**Dataset items:**
>>>>

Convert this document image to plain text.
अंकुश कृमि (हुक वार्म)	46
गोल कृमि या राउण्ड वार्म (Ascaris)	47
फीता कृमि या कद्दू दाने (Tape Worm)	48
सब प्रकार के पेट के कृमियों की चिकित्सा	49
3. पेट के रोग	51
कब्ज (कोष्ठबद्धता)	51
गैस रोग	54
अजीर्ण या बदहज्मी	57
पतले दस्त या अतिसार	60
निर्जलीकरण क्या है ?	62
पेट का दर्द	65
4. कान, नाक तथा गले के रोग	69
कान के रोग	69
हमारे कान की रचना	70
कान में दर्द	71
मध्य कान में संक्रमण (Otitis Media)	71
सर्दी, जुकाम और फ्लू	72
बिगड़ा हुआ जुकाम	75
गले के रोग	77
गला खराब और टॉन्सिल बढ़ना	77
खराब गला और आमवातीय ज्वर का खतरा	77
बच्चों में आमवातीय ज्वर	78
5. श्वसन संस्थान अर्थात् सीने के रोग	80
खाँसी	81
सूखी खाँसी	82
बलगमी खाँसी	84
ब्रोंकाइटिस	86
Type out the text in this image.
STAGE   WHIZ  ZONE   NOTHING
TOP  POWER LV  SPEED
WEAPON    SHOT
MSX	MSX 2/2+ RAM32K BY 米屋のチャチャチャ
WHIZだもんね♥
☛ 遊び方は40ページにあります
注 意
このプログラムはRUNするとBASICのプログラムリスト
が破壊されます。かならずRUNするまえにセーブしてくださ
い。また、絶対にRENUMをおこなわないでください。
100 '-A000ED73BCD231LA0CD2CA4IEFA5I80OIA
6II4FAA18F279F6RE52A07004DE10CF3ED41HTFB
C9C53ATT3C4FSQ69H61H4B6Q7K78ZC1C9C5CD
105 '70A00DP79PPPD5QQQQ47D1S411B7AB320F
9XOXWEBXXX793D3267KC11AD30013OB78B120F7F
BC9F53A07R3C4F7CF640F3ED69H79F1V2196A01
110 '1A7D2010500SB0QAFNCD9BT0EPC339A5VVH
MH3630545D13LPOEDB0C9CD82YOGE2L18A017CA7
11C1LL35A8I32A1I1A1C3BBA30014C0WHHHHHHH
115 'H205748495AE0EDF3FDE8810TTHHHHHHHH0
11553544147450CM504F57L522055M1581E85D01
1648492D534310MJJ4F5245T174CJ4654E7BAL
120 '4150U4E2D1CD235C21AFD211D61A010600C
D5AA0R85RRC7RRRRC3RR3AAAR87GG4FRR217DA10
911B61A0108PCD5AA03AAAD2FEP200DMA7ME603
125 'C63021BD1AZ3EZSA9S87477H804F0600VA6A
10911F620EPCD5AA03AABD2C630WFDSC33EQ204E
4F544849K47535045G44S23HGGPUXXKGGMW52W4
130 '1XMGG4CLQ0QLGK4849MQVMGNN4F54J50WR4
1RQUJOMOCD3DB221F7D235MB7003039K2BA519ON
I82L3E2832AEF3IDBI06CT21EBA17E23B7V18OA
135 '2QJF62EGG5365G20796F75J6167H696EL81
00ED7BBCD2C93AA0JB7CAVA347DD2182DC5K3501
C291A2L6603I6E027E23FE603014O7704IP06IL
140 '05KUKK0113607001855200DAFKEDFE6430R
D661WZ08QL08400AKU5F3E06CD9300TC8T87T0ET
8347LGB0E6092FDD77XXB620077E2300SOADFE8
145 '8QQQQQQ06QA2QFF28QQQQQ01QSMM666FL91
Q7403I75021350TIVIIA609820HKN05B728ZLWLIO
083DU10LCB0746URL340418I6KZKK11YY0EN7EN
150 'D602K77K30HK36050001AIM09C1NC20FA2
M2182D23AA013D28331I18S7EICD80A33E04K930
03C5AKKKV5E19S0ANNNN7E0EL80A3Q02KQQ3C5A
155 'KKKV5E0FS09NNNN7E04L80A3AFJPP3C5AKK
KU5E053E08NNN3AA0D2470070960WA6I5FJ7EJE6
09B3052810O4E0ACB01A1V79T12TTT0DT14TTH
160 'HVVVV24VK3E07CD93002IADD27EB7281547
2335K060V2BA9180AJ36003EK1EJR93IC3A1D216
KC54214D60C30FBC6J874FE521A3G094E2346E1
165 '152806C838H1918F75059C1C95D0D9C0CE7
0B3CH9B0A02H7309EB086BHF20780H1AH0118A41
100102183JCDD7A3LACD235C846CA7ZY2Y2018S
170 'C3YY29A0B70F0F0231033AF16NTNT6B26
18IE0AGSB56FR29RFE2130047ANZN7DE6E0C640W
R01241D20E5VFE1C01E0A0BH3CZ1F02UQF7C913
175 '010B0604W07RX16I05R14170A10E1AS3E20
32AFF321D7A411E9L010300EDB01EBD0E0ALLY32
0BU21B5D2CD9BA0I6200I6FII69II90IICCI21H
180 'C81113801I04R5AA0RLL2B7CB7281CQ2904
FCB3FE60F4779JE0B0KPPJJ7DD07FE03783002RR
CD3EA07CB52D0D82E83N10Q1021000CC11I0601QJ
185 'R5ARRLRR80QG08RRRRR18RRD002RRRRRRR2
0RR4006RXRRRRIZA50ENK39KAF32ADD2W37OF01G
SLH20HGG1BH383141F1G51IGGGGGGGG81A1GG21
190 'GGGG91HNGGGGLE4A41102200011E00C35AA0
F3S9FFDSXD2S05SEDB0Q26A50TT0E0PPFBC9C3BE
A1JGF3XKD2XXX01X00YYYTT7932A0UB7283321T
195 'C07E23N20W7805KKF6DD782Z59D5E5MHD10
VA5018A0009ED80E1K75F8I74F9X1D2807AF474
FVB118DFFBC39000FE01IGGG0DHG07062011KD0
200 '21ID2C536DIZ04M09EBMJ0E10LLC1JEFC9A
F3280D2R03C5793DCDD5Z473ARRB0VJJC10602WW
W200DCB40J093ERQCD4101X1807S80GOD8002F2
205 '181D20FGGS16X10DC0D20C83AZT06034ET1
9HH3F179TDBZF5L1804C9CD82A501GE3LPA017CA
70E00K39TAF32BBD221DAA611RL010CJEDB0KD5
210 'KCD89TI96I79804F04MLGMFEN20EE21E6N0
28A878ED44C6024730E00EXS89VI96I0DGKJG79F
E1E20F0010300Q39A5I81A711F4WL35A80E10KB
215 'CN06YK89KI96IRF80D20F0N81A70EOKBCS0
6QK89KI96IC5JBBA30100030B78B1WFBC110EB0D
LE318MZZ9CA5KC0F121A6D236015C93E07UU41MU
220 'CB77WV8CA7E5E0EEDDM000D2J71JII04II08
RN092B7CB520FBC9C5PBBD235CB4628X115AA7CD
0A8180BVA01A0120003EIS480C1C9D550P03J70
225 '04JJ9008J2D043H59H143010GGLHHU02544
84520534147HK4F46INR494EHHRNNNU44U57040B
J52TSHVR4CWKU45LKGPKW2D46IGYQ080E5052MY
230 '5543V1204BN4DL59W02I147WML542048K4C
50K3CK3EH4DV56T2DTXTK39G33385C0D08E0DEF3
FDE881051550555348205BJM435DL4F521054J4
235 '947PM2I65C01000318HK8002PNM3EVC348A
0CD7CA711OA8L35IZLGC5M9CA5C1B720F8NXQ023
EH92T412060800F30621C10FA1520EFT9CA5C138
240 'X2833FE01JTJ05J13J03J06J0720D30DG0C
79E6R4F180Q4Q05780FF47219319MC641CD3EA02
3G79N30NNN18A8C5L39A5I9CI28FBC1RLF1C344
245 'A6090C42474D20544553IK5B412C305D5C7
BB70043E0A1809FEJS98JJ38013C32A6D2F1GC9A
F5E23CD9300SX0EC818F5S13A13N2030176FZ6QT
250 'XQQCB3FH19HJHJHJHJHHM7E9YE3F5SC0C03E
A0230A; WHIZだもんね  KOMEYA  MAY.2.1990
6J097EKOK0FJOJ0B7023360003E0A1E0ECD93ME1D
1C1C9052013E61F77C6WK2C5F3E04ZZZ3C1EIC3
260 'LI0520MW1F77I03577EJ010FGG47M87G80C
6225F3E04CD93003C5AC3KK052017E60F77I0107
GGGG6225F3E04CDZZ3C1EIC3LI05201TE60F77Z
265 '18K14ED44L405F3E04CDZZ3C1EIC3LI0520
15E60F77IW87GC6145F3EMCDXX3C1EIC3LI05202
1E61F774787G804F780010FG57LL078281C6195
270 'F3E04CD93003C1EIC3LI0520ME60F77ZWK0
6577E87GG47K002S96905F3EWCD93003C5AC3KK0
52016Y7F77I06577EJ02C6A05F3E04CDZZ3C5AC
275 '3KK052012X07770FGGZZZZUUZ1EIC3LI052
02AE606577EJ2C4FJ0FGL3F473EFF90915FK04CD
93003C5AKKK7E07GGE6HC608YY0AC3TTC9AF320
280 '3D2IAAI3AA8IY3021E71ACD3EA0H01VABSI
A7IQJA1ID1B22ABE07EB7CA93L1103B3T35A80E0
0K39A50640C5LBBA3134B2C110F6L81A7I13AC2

<<<<

**Exercise objective:**
Each line that contains the string "WHIZだもんね" counts once; say how many there are and nothing else.

**Output of the exercise:**
2